START Information provided

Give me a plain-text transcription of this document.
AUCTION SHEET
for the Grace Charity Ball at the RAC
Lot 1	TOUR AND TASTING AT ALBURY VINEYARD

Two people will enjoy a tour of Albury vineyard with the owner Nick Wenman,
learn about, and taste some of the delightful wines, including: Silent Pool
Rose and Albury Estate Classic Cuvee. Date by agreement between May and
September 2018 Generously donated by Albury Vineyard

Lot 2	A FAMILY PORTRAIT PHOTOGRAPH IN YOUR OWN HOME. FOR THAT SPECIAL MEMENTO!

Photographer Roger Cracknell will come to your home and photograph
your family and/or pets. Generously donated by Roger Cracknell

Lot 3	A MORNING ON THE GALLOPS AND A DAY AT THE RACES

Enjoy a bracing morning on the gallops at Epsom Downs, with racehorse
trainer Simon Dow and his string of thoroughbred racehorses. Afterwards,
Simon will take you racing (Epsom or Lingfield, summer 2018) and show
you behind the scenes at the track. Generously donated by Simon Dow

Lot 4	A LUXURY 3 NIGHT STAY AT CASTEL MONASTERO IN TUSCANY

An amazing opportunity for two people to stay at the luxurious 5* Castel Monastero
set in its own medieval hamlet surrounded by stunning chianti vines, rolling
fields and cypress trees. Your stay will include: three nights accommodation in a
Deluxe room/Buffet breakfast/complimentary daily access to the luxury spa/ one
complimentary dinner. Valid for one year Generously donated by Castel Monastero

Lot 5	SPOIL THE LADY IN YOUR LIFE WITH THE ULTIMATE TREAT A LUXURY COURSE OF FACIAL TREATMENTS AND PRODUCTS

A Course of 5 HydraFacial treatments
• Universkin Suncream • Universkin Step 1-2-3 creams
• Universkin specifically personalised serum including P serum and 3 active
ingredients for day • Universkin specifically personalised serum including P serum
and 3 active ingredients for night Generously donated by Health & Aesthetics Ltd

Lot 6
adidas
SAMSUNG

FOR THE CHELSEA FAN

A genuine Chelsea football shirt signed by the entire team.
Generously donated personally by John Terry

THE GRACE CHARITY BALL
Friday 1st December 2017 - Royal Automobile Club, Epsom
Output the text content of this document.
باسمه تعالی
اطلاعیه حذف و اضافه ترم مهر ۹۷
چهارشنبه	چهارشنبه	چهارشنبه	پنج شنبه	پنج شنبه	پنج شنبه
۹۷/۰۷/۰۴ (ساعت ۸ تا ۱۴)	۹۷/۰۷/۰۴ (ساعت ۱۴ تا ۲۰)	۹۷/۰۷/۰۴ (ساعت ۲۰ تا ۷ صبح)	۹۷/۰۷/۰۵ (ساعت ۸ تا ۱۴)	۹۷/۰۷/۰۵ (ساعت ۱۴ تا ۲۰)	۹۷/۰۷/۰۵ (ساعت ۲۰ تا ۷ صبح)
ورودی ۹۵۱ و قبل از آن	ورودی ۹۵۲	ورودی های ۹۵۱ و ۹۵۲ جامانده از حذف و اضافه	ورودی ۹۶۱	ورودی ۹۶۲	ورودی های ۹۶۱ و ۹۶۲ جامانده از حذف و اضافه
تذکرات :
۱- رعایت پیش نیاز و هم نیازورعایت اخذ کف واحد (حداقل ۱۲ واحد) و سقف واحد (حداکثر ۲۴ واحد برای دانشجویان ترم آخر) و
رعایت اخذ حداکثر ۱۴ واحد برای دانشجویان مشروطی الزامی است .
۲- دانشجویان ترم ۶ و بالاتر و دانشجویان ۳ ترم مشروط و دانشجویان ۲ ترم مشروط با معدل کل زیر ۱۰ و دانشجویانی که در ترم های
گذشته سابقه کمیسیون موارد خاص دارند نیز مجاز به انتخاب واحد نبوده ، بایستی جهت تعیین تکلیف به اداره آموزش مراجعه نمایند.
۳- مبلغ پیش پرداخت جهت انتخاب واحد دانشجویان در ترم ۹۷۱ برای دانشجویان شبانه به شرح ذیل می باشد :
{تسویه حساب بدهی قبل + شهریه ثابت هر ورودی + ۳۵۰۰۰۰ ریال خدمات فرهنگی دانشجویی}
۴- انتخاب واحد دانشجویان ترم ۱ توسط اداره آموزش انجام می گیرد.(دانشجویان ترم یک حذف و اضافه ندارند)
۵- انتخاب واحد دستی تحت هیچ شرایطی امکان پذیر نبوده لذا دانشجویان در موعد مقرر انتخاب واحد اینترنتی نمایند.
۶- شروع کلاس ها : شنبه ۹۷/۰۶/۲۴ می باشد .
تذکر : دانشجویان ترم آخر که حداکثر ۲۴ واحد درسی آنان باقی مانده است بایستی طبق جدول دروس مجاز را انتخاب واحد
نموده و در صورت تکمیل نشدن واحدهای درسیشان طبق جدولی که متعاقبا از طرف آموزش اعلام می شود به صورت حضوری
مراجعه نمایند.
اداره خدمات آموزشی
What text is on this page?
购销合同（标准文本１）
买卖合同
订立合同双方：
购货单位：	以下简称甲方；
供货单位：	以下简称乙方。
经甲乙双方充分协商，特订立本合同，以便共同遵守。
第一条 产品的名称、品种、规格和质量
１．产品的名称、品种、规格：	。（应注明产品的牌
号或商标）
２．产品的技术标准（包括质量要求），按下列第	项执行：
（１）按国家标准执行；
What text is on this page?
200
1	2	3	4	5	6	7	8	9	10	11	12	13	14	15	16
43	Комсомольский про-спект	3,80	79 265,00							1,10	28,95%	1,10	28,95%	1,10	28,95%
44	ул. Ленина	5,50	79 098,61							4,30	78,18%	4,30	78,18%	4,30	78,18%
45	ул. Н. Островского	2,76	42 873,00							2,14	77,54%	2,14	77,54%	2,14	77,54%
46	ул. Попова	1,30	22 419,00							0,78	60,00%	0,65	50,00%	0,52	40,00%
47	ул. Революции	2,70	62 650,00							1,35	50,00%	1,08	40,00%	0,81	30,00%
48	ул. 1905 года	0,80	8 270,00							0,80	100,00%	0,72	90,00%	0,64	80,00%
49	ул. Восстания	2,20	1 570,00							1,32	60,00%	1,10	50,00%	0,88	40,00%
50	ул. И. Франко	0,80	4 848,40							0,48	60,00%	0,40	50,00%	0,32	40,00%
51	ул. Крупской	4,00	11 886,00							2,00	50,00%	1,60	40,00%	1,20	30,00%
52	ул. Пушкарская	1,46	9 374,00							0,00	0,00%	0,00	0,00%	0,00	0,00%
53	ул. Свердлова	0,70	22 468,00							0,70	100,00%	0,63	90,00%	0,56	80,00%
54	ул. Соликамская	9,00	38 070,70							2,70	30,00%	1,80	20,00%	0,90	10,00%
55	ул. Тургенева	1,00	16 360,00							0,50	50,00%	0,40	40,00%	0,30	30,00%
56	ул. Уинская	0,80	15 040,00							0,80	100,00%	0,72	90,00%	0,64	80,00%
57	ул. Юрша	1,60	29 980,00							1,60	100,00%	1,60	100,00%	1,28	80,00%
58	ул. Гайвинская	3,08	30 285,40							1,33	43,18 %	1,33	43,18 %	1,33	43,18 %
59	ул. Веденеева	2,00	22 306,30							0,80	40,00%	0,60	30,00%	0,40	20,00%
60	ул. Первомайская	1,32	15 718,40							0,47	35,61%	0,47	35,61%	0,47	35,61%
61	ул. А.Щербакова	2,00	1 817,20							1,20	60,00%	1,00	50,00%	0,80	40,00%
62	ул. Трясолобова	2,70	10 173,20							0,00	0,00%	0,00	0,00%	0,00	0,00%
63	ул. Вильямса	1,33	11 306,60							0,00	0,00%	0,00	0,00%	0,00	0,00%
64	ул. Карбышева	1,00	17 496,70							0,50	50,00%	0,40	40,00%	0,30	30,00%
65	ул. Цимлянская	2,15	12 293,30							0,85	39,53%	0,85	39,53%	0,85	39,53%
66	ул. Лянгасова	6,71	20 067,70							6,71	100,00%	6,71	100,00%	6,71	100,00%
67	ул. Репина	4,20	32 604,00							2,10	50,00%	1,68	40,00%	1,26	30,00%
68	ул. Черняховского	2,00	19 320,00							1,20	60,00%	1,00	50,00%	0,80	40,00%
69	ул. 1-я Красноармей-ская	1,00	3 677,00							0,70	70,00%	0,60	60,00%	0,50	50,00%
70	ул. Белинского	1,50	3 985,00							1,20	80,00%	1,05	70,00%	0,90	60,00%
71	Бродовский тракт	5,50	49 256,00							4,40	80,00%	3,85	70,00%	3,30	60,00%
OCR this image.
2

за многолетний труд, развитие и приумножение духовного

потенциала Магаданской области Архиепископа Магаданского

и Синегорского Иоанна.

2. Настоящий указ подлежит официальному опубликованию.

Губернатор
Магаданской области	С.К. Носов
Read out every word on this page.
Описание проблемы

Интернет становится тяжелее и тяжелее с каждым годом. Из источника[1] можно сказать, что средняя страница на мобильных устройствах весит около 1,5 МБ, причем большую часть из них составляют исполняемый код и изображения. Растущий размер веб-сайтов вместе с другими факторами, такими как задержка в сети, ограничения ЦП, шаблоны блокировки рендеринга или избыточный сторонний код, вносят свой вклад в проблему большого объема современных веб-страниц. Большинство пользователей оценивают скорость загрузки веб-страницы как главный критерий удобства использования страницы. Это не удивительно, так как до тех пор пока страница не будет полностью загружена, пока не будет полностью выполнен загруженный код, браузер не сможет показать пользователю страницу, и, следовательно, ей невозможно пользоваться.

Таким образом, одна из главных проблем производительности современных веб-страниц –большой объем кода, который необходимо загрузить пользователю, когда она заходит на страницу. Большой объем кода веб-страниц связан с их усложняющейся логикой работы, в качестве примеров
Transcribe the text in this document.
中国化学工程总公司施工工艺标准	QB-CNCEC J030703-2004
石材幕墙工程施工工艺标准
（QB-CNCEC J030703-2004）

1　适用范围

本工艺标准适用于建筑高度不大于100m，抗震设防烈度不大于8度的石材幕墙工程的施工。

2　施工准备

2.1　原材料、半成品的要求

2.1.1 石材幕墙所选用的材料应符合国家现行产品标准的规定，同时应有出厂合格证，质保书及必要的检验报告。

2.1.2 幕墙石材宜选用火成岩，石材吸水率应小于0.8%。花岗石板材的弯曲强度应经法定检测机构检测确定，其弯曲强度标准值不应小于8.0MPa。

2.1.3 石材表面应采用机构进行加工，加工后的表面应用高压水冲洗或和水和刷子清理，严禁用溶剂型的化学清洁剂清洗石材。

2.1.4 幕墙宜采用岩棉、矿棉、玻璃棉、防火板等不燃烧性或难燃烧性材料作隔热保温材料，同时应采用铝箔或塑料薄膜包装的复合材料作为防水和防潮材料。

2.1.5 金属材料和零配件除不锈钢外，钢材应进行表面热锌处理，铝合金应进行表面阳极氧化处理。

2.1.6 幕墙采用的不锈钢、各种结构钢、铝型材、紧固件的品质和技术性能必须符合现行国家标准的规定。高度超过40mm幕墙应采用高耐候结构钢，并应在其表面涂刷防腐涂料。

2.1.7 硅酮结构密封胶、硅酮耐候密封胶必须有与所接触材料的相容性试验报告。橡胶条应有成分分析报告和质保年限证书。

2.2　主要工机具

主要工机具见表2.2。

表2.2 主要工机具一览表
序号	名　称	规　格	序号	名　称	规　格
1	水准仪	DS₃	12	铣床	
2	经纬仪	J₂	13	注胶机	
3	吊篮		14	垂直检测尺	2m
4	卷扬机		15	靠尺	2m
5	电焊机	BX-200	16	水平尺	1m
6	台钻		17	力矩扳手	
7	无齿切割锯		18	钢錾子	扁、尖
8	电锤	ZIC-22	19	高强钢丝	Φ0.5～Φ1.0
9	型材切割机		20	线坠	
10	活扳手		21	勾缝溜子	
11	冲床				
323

END Information provided

• What this task involves: Go through the listing above and locate each line that holds the word "انتخاب". Copy those lines.

• Result of this task:
گذشته سابقه کمیسیون موارد خاص دارند نیز مجاز به انتخاب واحد نبوده ، بایستی جهت تعیین تکلیف به اداره آموزش مراجعه نمایند.
۳- مبلغ پیش پرداخت جهت انتخاب واحد دانشجویان در ترم ۹۷۱ برای دانشجویان شبانه به شرح ذیل می باشد :
۴- انتخاب واحد دانشجویان ترم ۱ توسط اداره آموزش انجام می گیرد.(دانشجویان ترم یک حذف و اضافه ندارند)
۵- انتخاب واحد دستی تحت هیچ شرایطی امکان پذیر نبوده لذا دانشجویان در موعد مقرر انتخاب واحد اینترنتی نمایند.
تذکر : دانشجویان ترم آخر که حداکثر ۲۴ واحد درسی آنان باقی مانده است بایستی طبق جدول دروس مجاز را انتخاب واحد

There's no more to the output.